**ROWS**
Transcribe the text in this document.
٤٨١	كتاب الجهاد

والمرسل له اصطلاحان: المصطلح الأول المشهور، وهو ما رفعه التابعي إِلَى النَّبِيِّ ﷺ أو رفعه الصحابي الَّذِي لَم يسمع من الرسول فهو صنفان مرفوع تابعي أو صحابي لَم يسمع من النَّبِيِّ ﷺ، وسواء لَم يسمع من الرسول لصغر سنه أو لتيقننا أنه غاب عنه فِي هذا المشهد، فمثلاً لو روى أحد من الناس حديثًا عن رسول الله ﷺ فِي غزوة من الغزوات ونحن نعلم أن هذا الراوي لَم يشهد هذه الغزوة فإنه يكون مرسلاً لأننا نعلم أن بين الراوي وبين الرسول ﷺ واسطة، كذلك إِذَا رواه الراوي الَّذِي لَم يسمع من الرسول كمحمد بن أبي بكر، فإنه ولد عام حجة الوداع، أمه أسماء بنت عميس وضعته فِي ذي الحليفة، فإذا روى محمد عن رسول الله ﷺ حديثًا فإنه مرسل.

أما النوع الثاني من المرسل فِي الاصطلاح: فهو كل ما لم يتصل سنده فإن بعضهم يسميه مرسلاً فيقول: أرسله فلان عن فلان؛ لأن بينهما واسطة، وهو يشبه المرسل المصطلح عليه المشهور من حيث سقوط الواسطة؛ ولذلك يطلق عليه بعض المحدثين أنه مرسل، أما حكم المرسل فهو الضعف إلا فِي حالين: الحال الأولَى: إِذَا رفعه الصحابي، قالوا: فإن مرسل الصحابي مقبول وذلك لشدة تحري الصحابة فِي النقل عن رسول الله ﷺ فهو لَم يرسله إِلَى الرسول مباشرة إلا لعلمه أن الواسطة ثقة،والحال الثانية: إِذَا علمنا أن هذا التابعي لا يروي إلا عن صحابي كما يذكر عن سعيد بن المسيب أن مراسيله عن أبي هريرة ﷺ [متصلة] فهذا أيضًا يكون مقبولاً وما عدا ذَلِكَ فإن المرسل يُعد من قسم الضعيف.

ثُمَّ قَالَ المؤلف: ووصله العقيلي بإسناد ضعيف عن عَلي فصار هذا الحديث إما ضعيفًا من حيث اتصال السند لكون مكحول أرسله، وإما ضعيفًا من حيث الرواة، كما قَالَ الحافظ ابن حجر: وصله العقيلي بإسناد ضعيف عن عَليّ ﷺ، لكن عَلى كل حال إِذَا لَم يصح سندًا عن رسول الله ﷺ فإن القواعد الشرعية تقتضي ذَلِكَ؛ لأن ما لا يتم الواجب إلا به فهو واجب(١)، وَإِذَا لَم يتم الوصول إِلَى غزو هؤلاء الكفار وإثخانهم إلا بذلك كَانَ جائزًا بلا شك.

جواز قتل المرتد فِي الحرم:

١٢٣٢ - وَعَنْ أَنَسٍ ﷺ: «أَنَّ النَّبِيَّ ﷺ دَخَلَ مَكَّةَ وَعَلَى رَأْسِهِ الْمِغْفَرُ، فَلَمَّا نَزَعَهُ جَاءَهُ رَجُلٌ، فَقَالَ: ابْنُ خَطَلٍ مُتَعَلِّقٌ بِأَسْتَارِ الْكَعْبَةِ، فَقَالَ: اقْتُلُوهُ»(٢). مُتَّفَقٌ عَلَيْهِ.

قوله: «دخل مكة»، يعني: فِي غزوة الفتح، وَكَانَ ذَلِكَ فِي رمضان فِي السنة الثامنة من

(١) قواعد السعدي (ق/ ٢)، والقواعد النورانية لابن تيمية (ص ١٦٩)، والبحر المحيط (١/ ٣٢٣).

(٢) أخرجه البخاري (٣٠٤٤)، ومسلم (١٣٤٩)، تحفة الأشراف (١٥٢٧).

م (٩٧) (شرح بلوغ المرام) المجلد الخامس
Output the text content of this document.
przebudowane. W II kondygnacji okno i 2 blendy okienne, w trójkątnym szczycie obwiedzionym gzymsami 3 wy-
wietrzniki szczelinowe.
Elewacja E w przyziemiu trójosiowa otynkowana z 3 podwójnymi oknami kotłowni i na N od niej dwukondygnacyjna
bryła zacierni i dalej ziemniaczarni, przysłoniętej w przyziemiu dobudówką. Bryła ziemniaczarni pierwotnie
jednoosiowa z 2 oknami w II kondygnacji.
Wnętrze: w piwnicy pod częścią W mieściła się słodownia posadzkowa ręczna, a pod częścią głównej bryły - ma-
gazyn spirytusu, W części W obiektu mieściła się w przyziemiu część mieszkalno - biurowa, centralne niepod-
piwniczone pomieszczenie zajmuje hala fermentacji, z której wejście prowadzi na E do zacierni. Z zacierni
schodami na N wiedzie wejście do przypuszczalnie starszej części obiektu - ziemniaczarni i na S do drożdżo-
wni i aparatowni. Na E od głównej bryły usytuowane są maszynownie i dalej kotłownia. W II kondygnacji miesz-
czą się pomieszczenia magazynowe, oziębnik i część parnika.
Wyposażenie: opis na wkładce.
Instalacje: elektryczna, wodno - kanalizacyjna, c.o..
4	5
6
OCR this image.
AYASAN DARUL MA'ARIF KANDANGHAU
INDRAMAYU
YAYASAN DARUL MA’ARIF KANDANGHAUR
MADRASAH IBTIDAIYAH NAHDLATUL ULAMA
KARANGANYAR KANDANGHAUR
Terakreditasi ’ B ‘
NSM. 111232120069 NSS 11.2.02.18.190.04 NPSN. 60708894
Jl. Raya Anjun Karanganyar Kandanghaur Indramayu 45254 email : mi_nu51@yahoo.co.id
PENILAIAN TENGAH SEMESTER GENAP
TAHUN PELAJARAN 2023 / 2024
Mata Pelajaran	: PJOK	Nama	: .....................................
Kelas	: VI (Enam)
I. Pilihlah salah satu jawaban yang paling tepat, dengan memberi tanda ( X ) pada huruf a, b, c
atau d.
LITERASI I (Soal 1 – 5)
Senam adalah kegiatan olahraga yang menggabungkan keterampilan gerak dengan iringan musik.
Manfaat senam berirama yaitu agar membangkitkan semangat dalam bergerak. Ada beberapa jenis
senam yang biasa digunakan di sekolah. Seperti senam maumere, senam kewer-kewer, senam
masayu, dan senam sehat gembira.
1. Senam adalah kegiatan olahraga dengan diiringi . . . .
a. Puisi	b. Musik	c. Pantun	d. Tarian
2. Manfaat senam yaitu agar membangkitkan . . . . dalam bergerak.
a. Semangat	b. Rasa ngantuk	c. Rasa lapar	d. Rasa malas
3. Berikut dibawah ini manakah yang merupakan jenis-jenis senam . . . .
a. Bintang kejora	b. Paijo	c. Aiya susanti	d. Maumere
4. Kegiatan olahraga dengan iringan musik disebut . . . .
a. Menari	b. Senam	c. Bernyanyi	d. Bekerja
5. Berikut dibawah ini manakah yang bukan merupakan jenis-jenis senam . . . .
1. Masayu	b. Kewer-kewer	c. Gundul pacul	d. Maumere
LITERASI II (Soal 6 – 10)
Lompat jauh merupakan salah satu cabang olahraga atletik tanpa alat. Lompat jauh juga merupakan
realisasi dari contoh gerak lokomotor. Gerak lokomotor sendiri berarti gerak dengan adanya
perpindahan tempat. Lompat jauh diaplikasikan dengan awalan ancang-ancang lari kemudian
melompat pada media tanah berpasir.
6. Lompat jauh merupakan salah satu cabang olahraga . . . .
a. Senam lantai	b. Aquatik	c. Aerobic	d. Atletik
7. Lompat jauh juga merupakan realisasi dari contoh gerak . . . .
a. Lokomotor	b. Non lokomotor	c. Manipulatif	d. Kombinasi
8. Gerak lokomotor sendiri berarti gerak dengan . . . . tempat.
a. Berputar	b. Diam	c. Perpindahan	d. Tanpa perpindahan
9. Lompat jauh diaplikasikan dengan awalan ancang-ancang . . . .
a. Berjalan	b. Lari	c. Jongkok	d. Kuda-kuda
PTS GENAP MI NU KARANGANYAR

**SHORT TASK**
How many of the lines above include the string "kewer"? Reply with the number by itself.

**WORKED SOLUTION**
2